[Entries taken from a collection]
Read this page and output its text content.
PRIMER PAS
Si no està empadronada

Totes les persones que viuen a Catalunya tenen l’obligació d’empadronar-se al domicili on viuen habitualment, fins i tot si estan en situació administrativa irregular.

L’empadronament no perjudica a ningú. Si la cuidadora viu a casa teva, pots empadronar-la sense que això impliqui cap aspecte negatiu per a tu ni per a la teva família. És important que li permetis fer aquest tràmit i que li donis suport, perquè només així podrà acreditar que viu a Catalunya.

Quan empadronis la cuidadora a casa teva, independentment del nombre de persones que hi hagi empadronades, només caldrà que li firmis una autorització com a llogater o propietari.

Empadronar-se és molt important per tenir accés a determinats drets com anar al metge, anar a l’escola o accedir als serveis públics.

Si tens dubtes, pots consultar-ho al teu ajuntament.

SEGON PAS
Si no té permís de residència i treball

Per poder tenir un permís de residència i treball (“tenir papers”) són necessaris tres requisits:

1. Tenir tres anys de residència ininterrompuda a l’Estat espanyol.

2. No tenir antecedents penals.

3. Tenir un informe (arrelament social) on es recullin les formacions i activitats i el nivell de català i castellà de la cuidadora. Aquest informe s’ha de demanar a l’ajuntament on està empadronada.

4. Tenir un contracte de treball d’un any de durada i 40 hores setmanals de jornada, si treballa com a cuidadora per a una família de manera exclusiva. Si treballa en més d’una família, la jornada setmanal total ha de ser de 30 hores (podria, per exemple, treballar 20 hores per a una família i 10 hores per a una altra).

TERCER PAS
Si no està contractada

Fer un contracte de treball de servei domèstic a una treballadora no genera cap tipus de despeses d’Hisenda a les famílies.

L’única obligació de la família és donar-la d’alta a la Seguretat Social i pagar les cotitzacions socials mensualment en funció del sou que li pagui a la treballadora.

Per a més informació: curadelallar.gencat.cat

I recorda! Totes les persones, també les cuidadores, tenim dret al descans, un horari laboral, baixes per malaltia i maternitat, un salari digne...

**WHAT TO PRODUCE:** Go through the material above and copy each line that has the word "tres".

**SOLUTION TO THIS EXERCISE:**
Per poder tenir un permís de residència i treball (“tenir papers”) són necessaris tres requisits:
1. Tenir tres anys de residència ininterrompuda a l’Estat espanyol.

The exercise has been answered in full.